[EXERCISE OBJECTIVE]
Reproduce each line that includes the word "generate".

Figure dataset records
________
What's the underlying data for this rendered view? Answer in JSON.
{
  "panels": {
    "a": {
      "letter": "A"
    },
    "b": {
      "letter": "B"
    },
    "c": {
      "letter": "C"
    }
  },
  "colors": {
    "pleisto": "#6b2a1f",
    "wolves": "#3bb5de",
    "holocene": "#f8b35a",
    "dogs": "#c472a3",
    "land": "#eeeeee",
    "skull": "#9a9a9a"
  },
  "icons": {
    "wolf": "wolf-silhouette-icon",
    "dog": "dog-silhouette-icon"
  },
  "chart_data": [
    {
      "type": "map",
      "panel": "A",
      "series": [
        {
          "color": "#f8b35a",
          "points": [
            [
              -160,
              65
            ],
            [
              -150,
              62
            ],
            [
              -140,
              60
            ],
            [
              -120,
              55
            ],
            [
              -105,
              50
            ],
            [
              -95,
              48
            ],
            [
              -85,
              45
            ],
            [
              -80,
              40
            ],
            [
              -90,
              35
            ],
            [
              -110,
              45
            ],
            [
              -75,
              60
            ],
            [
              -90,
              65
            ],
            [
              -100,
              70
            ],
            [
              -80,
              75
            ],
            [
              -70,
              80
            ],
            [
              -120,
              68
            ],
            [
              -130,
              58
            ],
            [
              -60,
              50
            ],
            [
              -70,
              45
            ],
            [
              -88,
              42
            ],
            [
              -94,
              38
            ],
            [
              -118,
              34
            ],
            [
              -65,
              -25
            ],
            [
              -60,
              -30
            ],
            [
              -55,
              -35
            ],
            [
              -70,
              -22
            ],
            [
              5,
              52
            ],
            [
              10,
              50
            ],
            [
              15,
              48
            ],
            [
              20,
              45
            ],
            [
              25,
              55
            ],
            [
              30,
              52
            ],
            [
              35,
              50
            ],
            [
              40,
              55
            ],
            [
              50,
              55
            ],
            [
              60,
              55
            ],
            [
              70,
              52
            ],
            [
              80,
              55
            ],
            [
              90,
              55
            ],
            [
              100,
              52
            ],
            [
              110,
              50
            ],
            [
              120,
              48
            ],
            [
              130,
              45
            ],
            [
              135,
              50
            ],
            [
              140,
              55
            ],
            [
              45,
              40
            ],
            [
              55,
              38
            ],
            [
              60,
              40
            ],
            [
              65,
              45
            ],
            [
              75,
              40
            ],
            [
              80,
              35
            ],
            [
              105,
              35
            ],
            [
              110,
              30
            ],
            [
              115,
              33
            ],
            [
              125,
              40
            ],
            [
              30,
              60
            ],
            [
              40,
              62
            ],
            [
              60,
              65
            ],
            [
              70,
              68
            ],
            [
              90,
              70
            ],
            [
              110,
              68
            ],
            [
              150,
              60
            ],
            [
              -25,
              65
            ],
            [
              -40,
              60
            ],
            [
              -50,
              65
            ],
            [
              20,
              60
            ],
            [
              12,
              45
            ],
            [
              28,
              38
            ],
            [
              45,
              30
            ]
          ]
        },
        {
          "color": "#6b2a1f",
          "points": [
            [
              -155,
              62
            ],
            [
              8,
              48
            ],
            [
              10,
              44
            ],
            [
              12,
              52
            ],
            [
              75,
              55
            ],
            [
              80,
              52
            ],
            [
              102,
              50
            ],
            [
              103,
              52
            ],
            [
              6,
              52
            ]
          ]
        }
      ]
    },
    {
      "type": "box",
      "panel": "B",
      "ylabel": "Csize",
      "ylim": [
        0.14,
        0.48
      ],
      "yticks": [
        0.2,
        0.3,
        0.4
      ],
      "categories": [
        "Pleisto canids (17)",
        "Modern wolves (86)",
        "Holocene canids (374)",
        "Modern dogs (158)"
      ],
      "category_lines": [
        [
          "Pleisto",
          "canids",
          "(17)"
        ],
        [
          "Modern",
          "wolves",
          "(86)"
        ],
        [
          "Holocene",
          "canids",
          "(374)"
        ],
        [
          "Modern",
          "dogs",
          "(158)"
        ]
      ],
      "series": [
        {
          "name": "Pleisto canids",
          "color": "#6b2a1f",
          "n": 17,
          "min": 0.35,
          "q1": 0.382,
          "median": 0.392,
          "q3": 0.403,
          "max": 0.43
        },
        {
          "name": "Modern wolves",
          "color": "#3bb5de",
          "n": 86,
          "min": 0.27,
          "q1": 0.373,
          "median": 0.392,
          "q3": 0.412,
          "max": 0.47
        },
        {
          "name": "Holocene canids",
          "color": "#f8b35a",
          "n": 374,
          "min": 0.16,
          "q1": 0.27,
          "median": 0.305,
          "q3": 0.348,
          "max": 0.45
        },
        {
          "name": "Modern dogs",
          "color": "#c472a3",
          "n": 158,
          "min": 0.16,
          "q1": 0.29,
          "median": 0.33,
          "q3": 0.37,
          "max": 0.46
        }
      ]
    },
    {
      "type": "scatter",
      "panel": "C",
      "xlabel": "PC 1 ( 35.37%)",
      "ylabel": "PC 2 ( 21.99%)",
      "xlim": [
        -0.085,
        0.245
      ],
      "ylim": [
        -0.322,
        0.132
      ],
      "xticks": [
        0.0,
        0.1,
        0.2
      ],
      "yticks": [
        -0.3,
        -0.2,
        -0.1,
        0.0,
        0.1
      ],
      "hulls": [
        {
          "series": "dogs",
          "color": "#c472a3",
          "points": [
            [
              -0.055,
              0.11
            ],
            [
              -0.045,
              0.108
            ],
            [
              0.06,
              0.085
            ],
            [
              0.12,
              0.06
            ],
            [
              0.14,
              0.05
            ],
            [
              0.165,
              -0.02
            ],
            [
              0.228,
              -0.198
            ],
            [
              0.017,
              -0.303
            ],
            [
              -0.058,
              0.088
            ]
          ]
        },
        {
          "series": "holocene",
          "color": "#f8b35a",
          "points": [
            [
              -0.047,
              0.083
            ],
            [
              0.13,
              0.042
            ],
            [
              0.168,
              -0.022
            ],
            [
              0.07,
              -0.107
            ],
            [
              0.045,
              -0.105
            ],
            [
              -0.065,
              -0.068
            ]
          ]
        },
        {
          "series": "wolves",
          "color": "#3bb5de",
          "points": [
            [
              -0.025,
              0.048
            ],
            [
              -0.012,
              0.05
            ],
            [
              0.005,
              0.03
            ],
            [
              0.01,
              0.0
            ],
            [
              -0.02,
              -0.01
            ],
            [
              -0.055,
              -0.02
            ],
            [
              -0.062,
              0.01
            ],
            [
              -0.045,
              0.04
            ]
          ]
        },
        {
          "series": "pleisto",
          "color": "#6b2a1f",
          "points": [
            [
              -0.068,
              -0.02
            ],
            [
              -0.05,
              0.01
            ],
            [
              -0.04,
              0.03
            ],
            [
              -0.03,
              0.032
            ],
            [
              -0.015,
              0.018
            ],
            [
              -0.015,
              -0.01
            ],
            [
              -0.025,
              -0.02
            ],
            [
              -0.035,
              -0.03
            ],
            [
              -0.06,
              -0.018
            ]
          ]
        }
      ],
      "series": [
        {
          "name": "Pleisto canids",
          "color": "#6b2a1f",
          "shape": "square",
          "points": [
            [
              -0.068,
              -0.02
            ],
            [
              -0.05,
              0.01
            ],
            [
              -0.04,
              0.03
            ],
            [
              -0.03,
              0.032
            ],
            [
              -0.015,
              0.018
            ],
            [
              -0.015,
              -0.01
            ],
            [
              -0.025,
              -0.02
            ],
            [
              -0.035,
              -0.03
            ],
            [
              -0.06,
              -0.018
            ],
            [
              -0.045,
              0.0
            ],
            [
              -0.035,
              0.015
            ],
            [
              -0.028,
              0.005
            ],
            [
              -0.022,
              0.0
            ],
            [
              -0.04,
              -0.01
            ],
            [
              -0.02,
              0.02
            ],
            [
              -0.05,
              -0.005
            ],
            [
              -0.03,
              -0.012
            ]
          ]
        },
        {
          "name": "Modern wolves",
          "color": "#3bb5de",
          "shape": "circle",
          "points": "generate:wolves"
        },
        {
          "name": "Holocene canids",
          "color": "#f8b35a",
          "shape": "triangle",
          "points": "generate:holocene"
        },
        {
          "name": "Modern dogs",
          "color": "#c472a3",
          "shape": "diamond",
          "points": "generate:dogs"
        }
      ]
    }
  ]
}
________
[RESPONSE]
          "points": "generate:wolves"
          "points": "generate:holocene"
          "points": "generate:dogs"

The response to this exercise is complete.